Configuration

PG Exporter uses a powerful and flexible configuration system that allows you to define custom metrics, control collection behavior, and optimize performance. This guide covers all aspects of configuration from basic setup to advanced customization.

Metrics Collectors

PG Exporter uses a declarative YAML configuration system that provides incredible flexibility and control over metric collection. This guide covers all aspects of configuring PG Exporter for your specific monitoring needs.

Configuration Overview

PG Exporter’s configuration is centered around collectors - individual metric queries with associated metadata. The configuration can be:

  • A single monolithic YAML file (pg_exporter.yml)
  • A directory containing multiple YAML files (merged alphabetically)
  • Custom path specified via command-line or environment variable

Configuration Loading

PG Exporter searches for configuration in the following order:

  1. Command-line argument: --config=/path/to/config
  2. Environment variable: PG_EXPORTER_CONFIG=/path/to/config
  3. Current directory: ./pg_exporter.yml
  4. System config file: /etc/pg_exporter.yml
  5. System config directory: /etc/pg_exporter/

Collector Structure

Each collector is a top-level object in the YAML configuration with a unique name and various properties:

collector_branch_name:           # Unique identifier for this collector
  name: metric_namespace         # Metric prefix (defaults to branch name)
  desc: "Collector description"  # Human-readable description
  query: |                       # SQL query to execute
    SELECT column1, column2
    FROM table
  
  # Execution Control
  ttl: 10                        # Cache time-to-live in seconds
  timeout: 0.1                   # Query timeout in seconds
  fatal: false                   # If true, failure fails entire scrape
  skip: false                    # If true, collector is disabled
  
  # Version Compatibility
  min_version: 100000            # Minimum PostgreSQL version (inclusive)
  max_version: 999999            # Maximum PostgreSQL version (exclusive)
  
  # Execution Tags
  tags: [cluster, primary]       # Conditions for execution
  
  # Predicate Queries (optional)
  predicate_queries:
    - name: "check_function"
      predicate_query: |
        SELECT EXISTS (...)
  
  # Metric Definitions
  metrics:
    - column_name:
        usage: GAUGE             # GAUGE, COUNTER, LABEL, or DISCARD
        rename: metric_name      # Optional: rename the metric
        description: "Help text" # Metric description
        default: 0               # Default value if NULL
        scale: 1000              # Scale factor for the value

Core Configuration Elements

Collector Branch Name

The top-level key uniquely identifies a collector across the entire configuration:

pg_stat_database:  # Must be unique
  name: pg_db      # Actual metric namespace

Query Definition

The SQL query that retrieves metrics:

query: |
  SELECT 
    datname,
    numbackends,
    xact_commit,
    xact_rollback,
    blks_read,
    blks_hit
  FROM pg_stat_database
  WHERE datname NOT IN ('template0', 'template1')

**GIVEN EXERCISE:**
Please transcribe the part of the PG Exporter configuration guide above, starting at "# Version Compatibility" and ending at "Predicate Queries (optional)".

**ITEMS:**

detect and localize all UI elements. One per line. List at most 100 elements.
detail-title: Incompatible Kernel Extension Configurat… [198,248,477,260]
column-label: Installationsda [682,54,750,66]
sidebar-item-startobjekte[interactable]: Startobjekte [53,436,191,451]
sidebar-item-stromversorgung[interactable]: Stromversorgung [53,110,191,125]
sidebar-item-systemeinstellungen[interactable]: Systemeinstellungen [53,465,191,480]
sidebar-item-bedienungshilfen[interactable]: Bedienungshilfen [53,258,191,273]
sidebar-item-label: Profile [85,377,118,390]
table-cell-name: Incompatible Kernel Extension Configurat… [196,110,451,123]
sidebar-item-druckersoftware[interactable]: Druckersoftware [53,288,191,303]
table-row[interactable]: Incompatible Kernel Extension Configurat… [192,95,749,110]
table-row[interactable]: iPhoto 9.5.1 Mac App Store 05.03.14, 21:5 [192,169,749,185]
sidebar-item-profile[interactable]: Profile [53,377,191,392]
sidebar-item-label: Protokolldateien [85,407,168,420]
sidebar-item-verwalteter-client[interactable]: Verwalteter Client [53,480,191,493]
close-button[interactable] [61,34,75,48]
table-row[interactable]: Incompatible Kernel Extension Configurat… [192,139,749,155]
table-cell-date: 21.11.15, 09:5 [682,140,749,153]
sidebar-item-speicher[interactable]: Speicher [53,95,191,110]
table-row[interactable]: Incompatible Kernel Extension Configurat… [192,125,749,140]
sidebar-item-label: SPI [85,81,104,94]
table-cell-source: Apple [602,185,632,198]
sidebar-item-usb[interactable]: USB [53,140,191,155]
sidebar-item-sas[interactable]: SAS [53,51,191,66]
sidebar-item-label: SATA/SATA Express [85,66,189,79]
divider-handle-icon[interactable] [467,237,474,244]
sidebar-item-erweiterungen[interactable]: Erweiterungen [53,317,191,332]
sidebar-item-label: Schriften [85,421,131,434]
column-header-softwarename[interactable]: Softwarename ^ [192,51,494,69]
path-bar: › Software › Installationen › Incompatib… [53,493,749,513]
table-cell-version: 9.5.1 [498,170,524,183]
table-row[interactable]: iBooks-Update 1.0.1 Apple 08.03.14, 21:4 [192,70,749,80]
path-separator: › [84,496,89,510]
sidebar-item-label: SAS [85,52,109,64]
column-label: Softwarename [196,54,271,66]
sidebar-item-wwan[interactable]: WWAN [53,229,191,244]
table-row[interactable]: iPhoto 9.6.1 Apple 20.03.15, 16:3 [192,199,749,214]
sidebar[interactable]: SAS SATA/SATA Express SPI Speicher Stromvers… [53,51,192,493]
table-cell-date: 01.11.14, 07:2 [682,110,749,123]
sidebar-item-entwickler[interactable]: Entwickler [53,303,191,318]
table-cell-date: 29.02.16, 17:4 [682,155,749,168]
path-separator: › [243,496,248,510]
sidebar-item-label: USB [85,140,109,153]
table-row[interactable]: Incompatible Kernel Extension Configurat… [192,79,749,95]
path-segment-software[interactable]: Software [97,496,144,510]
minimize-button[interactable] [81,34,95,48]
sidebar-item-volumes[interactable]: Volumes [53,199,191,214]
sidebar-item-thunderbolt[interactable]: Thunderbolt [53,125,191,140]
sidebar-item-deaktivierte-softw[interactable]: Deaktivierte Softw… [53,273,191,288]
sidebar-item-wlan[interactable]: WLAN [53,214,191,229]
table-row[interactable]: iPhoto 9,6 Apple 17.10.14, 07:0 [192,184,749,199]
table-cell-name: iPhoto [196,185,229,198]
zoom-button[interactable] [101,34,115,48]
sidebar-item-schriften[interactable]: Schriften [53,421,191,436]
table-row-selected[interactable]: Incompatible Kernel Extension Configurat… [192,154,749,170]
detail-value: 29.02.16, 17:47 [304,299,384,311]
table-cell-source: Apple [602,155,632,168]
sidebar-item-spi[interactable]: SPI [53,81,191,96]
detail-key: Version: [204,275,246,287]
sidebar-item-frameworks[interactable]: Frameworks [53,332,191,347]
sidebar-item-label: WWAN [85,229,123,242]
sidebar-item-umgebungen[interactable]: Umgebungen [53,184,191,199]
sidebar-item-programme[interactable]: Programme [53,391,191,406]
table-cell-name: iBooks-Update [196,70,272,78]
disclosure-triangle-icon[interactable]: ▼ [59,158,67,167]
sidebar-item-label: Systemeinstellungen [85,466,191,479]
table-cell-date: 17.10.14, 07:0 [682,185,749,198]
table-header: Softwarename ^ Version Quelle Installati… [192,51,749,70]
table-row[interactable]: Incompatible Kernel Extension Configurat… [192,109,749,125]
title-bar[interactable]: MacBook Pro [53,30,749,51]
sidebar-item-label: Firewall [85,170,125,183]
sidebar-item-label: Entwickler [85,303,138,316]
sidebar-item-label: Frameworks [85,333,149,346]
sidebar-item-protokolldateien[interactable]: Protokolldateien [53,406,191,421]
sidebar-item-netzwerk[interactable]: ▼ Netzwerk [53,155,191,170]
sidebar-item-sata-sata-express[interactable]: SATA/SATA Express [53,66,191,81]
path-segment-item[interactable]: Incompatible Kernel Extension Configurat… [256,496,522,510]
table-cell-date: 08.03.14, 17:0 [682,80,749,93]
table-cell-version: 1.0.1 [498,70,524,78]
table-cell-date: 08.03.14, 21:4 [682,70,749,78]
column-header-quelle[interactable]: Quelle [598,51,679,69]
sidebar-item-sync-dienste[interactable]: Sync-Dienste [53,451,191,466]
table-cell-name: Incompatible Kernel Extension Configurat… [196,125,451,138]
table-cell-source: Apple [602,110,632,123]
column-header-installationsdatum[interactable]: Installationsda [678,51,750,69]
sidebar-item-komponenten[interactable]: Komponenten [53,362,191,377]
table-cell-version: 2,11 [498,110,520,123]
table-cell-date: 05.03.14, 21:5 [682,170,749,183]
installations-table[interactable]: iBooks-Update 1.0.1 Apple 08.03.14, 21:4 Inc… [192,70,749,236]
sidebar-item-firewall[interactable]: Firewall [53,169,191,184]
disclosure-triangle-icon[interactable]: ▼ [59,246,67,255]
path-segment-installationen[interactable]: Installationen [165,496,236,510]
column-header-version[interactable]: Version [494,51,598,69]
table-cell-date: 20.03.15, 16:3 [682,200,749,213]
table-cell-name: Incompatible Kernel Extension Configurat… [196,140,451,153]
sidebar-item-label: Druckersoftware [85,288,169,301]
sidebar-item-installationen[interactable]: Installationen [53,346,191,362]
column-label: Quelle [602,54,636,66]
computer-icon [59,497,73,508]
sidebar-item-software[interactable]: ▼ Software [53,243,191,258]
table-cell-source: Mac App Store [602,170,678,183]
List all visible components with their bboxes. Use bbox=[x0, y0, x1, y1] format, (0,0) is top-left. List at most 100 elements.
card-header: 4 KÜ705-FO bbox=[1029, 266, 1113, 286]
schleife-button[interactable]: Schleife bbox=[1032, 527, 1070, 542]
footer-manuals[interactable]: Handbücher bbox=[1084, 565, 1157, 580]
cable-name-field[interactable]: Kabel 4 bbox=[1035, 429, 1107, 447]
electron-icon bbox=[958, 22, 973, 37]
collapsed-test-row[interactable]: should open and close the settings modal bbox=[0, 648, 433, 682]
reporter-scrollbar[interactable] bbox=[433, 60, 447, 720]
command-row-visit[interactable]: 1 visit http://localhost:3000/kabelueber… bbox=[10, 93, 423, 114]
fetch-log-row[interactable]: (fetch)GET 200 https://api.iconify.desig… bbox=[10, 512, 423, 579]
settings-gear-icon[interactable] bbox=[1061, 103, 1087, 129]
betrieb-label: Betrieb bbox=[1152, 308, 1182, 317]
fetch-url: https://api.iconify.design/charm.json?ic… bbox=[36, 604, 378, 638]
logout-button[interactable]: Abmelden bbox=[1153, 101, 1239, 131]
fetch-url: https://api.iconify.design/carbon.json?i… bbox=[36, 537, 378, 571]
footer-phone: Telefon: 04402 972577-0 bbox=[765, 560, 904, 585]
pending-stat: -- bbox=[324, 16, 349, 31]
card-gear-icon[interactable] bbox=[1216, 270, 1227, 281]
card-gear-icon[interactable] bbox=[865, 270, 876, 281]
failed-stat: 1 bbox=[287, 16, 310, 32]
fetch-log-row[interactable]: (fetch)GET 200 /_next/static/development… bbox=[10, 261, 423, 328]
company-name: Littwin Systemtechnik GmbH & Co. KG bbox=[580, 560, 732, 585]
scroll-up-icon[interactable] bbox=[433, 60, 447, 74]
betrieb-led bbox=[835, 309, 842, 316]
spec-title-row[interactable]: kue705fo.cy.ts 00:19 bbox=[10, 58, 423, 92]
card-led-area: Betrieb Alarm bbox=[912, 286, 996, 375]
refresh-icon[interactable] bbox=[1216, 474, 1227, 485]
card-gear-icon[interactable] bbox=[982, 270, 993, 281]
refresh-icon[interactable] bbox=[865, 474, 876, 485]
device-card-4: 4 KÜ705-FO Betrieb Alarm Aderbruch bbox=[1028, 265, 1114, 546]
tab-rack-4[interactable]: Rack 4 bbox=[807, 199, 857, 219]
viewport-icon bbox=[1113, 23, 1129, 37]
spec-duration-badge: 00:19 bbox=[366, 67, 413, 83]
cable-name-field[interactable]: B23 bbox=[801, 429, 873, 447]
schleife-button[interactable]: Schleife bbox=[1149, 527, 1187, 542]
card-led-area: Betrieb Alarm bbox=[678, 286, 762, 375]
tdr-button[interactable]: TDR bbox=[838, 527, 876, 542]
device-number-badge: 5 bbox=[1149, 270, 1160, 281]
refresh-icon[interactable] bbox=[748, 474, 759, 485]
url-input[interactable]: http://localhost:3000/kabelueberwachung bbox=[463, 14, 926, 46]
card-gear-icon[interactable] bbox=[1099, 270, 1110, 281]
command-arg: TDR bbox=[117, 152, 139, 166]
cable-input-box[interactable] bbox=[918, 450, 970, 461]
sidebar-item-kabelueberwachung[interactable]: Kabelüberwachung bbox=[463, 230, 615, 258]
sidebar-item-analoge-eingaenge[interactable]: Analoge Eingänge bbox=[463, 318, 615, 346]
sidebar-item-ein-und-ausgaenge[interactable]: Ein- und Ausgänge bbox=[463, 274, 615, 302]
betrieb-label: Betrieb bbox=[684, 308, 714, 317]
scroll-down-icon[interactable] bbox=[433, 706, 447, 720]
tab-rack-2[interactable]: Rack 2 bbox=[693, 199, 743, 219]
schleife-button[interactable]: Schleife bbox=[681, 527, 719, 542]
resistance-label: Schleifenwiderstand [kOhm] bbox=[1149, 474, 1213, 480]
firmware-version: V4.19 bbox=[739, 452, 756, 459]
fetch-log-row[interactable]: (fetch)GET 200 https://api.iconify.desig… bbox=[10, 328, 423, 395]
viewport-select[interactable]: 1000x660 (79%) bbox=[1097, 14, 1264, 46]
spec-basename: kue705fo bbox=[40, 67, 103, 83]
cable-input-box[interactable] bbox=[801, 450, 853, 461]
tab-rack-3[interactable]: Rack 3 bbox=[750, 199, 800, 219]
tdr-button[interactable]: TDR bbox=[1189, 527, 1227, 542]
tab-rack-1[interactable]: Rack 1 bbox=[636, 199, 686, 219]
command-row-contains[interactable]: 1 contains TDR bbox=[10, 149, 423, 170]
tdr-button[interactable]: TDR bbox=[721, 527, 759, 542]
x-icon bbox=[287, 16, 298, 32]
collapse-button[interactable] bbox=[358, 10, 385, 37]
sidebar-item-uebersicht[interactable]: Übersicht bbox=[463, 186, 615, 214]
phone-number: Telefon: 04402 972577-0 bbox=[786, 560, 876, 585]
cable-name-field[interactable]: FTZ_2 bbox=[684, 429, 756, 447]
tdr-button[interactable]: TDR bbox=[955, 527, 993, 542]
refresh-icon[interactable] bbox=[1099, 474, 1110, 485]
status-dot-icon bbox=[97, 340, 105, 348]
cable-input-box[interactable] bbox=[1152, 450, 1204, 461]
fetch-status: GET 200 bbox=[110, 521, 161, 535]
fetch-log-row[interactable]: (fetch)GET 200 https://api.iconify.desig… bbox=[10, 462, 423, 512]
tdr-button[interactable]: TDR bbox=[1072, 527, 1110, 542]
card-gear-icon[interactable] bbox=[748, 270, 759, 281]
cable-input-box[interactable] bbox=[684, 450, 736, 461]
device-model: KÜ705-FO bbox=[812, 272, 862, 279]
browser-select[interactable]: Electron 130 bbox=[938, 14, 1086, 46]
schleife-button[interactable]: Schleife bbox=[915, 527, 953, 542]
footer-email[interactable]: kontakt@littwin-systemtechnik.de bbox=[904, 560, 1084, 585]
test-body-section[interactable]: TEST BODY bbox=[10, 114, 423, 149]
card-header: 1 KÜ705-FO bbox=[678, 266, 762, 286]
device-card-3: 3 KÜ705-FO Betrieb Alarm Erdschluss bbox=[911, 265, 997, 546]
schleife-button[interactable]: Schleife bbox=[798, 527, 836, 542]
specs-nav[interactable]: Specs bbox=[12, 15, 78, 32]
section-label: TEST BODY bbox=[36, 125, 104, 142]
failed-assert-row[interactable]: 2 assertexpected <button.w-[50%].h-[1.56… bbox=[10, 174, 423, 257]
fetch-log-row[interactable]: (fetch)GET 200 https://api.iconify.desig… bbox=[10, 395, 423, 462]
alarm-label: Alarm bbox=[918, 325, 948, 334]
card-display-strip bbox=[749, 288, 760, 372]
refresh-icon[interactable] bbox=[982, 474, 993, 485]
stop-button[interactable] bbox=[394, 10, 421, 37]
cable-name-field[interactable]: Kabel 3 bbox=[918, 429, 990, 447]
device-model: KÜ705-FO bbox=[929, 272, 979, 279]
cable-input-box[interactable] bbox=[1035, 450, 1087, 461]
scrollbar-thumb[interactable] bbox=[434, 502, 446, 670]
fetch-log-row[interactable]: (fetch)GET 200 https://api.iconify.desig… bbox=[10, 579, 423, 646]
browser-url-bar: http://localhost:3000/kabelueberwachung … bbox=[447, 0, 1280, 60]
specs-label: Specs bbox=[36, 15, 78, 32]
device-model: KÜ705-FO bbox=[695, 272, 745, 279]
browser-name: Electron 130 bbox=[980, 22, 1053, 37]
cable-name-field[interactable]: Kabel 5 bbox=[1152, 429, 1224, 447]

**WRITTEN SOLUTION:**
# Version Compatibility
  min_version: 100000            # Minimum PostgreSQL version (inclusive)
  max_version: 999999            # Maximum PostgreSQL version (exclusive)
  
  # Execution Tags
  tags: [cluster, primary]       # Conditions for execution
  
  # Predicate Queries (optional)